▶ _EXERCISE_:
Copy each line of the listing below exactly.

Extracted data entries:
★ ★ ★ ★ ★ ★ ★
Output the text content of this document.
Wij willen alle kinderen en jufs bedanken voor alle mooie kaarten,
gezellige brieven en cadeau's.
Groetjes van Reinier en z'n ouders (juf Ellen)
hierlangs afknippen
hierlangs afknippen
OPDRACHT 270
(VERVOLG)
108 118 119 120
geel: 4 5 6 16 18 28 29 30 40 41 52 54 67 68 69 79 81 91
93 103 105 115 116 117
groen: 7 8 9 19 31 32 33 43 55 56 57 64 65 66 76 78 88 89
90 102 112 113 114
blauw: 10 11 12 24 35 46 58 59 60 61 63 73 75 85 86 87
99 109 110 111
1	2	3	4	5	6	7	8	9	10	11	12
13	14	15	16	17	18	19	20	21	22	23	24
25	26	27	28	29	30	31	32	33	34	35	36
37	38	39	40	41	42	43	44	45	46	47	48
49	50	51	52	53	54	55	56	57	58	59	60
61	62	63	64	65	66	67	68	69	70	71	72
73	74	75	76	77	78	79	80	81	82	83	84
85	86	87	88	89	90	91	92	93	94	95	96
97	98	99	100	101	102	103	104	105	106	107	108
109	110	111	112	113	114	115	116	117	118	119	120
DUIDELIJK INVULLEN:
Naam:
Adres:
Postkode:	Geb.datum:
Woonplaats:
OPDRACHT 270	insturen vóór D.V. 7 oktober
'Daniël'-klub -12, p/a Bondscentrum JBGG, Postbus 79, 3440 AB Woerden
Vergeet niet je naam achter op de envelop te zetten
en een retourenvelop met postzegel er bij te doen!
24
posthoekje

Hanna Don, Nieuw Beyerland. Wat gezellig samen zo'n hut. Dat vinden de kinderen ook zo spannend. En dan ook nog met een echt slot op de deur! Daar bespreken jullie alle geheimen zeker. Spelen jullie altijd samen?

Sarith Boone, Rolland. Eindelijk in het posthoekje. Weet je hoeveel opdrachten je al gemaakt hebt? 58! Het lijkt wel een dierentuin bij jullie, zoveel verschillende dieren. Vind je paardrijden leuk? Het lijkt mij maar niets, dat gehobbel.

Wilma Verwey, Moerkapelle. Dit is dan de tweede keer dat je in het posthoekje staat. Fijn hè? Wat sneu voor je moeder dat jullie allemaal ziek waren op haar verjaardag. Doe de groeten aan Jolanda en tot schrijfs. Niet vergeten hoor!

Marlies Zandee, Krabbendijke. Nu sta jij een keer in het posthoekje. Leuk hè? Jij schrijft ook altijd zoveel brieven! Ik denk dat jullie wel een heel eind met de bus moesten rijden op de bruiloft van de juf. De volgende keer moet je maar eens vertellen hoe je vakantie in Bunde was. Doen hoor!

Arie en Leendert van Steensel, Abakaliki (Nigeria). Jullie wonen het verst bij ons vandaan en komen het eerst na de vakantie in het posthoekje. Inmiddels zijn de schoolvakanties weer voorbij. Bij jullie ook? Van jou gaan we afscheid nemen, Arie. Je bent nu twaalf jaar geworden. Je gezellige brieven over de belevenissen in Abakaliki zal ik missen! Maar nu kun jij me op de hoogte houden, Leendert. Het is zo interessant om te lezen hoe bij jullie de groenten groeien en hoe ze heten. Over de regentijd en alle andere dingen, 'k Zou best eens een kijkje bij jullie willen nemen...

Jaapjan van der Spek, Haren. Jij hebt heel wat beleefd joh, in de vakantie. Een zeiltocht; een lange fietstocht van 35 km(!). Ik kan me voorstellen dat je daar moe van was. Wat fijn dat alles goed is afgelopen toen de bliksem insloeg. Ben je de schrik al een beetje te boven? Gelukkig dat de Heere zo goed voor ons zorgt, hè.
★ ★ ★ ★ ★ ★ ★
▶ _CORRECT OUTPUT_:
Output the text content of this document.
Wij willen alle kinderen en jufs bedanken voor alle mooie kaarten,
gezellige brieven en cadeau's.
Groetjes van Reinier en z'n ouders (juf Ellen)
hierlangs afknippen
hierlangs afknippen
OPDRACHT 270
(VERVOLG)
108 118 119 120
geel: 4 5 6 16 18 28 29 30 40 41 52 54 67 68 69 79 81 91
93 103 105 115 116 117
groen: 7 8 9 19 31 32 33 43 55 56 57 64 65 66 76 78 88 89
90 102 112 113 114
blauw: 10 11 12 24 35 46 58 59 60 61 63 73 75 85 86 87
99 109 110 111
1	2	3	4	5	6	7	8	9	10	11	12
13	14	15	16	17	18	19	20	21	22	23	24
25	26	27	28	29	30	31	32	33	34	35	36
37	38	39	40	41	42	43	44	45	46	47	48
49	50	51	52	53	54	55	56	57	58	59	60
61	62	63	64	65	66	67	68	69	70	71	72
73	74	75	76	77	78	79	80	81	82	83	84
85	86	87	88	89	90	91	92	93	94	95	96
97	98	99	100	101	102	103	104	105	106	107	108
109	110	111	112	113	114	115	116	117	118	119	120
DUIDELIJK INVULLEN:
Naam:
Adres:
Postkode:	Geb.datum:
Woonplaats:
OPDRACHT 270	insturen vóór D.V. 7 oktober
'Daniël'-klub -12, p/a Bondscentrum JBGG, Postbus 79, 3440 AB Woerden
Vergeet niet je naam achter op de envelop te zetten
en een retourenvelop met postzegel er bij te doen!
24
posthoekje

Hanna Don, Nieuw Beyerland. Wat gezellig samen zo'n hut. Dat vinden de kinderen ook zo spannend. En dan ook nog met een echt slot op de deur! Daar bespreken jullie alle geheimen zeker. Spelen jullie altijd samen?

Sarith Boone, Rolland. Eindelijk in het posthoekje. Weet je hoeveel opdrachten je al gemaakt hebt? 58! Het lijkt wel een dierentuin bij jullie, zoveel verschillende dieren. Vind je paardrijden leuk? Het lijkt mij maar niets, dat gehobbel.

Wilma Verwey, Moerkapelle. Dit is dan de tweede keer dat je in het posthoekje staat. Fijn hè? Wat sneu voor je moeder dat jullie allemaal ziek waren op haar verjaardag. Doe de groeten aan Jolanda en tot schrijfs. Niet vergeten hoor!

Marlies Zandee, Krabbendijke. Nu sta jij een keer in het posthoekje. Leuk hè? Jij schrijft ook altijd zoveel brieven! Ik denk dat jullie wel een heel eind met de bus moesten rijden op de bruiloft van de juf. De volgende keer moet je maar eens vertellen hoe je vakantie in Bunde was. Doen hoor!

Arie en Leendert van Steensel, Abakaliki (Nigeria). Jullie wonen het verst bij ons vandaan en komen het eerst na de vakantie in het posthoekje. Inmiddels zijn de schoolvakanties weer voorbij. Bij jullie ook? Van jou gaan we afscheid nemen, Arie. Je bent nu twaalf jaar geworden. Je gezellige brieven over de belevenissen in Abakaliki zal ik missen! Maar nu kun jij me op de hoogte houden, Leendert. Het is zo interessant om te lezen hoe bij jullie de groenten groeien en hoe ze heten. Over de regentijd en alle andere dingen, 'k Zou best eens een kijkje bij jullie willen nemen...

Jaapjan van der Spek, Haren. Jij hebt heel wat beleefd joh, in de vakantie. Een zeiltocht; een lange fietstocht van 35 km(!). Ik kan me voorstellen dat je daar moe van was. Wat fijn dat alles goed is afgelopen toen de bliksem insloeg. Ben je de schrik al een beetje te boven? Gelukkig dat de Heere zo goed voor ons zorgt, hè.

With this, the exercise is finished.